WORK TO COMPLETE
Wherever the word "Output" shows up in a line, please copy that line.

Collection entries:
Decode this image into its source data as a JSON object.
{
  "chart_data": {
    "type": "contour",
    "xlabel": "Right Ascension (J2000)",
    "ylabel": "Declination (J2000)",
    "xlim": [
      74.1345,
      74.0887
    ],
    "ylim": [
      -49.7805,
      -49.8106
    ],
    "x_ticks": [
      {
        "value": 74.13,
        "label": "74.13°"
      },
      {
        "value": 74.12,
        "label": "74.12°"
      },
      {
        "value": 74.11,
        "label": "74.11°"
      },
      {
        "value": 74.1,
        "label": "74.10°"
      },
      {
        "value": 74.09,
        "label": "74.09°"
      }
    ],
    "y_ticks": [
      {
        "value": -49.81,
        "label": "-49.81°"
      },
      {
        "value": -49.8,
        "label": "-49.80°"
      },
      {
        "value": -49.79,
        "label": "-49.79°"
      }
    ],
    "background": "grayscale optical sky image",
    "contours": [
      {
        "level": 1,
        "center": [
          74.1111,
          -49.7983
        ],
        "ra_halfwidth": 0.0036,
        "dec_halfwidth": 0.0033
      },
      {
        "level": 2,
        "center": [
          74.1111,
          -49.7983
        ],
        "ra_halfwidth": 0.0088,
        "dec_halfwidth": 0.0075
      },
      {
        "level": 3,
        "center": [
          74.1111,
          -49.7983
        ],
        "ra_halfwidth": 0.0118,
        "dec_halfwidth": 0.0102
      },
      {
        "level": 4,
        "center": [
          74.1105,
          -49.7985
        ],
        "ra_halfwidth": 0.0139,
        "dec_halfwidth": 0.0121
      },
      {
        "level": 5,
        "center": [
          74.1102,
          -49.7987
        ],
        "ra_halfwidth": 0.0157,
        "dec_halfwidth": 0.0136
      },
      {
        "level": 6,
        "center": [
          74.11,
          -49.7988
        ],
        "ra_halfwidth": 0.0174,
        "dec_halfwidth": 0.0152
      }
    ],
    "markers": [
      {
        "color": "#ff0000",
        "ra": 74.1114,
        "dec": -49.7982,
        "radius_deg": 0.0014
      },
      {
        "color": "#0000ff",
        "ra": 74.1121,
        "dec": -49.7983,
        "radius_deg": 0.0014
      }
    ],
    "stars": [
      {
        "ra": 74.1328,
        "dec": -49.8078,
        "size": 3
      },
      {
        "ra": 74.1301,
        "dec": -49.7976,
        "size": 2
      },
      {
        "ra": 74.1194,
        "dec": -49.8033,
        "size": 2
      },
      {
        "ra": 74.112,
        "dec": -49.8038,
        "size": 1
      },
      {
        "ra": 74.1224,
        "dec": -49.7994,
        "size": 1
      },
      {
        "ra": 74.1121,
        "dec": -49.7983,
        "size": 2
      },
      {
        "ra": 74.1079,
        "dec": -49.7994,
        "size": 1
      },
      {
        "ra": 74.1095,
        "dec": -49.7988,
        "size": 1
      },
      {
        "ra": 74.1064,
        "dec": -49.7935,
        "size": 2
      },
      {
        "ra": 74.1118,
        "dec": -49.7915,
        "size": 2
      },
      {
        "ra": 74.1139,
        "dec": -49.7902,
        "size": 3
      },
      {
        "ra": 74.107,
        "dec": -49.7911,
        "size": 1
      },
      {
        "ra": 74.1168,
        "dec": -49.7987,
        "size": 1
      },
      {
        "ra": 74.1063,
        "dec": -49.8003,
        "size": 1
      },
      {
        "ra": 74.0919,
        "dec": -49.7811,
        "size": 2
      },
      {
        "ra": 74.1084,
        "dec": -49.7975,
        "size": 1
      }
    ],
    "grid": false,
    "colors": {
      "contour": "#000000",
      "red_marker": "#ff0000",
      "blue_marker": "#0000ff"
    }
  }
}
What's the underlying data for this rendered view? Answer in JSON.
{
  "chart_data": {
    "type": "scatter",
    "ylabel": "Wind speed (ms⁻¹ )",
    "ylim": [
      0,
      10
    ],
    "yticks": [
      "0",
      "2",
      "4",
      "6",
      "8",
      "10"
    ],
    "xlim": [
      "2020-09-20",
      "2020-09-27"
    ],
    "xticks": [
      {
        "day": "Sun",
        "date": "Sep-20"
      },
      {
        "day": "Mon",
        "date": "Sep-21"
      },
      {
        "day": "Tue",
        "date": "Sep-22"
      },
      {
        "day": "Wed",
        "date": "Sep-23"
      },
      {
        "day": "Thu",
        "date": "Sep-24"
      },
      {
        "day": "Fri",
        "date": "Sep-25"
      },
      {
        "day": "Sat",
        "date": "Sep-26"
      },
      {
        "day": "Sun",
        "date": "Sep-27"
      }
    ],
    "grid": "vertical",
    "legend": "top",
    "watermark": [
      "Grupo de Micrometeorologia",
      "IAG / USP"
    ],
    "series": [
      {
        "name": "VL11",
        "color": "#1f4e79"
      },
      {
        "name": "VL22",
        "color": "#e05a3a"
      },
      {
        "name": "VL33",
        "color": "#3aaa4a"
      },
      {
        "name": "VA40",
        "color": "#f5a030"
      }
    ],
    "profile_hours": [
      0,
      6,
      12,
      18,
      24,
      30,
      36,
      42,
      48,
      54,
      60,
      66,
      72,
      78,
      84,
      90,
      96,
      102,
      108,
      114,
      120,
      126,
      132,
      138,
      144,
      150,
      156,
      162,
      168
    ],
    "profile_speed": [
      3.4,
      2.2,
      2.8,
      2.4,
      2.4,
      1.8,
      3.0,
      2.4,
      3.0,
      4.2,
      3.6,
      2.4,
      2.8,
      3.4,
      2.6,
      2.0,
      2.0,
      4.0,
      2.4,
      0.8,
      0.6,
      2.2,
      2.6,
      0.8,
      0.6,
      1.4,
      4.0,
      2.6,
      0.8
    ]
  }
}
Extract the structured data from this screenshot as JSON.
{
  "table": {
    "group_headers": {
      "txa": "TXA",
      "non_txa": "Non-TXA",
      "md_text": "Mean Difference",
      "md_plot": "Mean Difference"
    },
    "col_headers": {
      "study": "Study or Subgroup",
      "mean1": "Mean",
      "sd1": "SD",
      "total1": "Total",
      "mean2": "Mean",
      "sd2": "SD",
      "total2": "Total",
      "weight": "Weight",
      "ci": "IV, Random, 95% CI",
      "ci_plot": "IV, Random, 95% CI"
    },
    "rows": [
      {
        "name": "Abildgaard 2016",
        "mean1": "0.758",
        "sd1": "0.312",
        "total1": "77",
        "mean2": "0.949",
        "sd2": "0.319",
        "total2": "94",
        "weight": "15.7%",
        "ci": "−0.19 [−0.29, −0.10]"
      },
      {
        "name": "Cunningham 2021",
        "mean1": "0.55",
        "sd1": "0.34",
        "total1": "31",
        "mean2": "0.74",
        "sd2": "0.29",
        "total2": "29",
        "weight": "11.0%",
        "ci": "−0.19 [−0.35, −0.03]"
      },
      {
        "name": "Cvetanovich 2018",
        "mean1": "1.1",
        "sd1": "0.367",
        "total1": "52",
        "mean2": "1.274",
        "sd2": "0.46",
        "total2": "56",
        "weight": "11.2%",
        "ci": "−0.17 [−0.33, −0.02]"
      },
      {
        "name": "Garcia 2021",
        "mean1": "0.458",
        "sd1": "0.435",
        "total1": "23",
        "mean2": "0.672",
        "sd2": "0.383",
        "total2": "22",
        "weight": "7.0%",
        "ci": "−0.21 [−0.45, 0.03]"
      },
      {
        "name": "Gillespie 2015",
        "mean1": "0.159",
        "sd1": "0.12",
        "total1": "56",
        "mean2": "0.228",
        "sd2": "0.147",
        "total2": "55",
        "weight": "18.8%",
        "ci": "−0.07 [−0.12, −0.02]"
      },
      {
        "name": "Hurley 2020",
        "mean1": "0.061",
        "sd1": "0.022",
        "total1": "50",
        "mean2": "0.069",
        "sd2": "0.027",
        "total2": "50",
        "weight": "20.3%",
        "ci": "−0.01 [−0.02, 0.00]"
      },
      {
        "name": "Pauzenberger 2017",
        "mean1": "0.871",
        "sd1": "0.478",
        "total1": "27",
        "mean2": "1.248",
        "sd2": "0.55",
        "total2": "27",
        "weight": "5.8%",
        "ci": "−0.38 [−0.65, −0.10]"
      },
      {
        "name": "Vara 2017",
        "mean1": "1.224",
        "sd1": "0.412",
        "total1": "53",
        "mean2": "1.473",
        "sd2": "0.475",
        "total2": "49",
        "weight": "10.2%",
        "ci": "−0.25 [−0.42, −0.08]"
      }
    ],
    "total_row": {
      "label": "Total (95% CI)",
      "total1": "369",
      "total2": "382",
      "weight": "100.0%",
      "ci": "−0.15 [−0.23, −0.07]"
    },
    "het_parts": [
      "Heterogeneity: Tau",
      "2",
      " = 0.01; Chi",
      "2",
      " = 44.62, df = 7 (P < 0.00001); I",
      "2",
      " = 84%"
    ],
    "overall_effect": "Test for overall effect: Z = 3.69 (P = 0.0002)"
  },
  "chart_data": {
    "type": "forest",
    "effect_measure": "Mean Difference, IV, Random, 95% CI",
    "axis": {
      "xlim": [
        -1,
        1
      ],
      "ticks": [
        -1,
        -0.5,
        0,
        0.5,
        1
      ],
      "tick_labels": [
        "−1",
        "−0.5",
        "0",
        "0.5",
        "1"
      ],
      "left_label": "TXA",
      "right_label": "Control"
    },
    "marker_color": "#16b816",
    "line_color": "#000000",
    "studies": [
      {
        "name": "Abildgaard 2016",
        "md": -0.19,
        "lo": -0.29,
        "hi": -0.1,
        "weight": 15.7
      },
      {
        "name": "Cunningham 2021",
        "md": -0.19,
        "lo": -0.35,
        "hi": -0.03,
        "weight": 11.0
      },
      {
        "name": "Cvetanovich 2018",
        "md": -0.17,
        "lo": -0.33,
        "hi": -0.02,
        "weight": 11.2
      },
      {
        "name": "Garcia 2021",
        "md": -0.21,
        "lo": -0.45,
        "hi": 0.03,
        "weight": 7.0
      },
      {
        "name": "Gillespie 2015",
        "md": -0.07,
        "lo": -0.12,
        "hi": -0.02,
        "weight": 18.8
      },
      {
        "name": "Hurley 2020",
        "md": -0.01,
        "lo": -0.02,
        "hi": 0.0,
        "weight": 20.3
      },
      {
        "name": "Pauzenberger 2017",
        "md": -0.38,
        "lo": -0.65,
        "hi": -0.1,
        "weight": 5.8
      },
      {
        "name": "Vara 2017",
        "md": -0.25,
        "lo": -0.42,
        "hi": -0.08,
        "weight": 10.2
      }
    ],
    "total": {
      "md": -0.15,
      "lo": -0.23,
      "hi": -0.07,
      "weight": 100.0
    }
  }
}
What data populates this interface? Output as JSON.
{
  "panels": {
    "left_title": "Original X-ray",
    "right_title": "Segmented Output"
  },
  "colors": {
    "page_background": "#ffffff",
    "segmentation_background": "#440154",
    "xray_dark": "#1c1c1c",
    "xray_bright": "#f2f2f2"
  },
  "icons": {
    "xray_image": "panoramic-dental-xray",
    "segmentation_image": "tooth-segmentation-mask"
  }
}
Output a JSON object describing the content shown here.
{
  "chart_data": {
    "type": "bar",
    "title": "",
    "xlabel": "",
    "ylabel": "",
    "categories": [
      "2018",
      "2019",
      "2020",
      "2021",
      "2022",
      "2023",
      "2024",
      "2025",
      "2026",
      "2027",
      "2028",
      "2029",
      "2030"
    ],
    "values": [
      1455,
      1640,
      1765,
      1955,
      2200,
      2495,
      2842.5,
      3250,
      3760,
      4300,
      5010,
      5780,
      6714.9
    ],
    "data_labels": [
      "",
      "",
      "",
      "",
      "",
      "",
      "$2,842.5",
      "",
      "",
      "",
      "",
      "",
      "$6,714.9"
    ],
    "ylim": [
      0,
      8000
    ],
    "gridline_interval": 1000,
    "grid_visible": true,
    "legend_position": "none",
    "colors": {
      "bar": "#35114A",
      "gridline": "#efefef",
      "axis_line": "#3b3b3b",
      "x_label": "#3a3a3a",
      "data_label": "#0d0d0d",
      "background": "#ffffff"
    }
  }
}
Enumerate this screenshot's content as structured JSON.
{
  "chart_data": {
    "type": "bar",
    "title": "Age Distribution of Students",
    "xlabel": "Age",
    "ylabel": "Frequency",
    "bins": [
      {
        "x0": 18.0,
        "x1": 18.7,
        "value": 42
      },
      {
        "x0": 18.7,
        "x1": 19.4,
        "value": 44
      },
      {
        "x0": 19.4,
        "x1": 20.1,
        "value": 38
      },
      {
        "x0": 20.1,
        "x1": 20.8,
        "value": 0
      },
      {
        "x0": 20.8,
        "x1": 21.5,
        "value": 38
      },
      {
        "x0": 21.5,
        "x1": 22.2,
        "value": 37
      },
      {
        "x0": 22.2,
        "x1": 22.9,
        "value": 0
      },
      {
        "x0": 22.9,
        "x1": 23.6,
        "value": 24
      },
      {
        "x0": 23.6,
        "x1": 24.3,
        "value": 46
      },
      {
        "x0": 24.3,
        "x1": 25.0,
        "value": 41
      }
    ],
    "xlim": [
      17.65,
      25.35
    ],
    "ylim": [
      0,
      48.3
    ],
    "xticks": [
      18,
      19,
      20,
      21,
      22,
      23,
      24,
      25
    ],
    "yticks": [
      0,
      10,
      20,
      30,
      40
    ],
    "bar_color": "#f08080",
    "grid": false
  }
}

FINISHED EXERCISE
What data populates this interface? Output as JSON.
    "right_title": "Segmented Output"
Output a JSON object describing the content shown here.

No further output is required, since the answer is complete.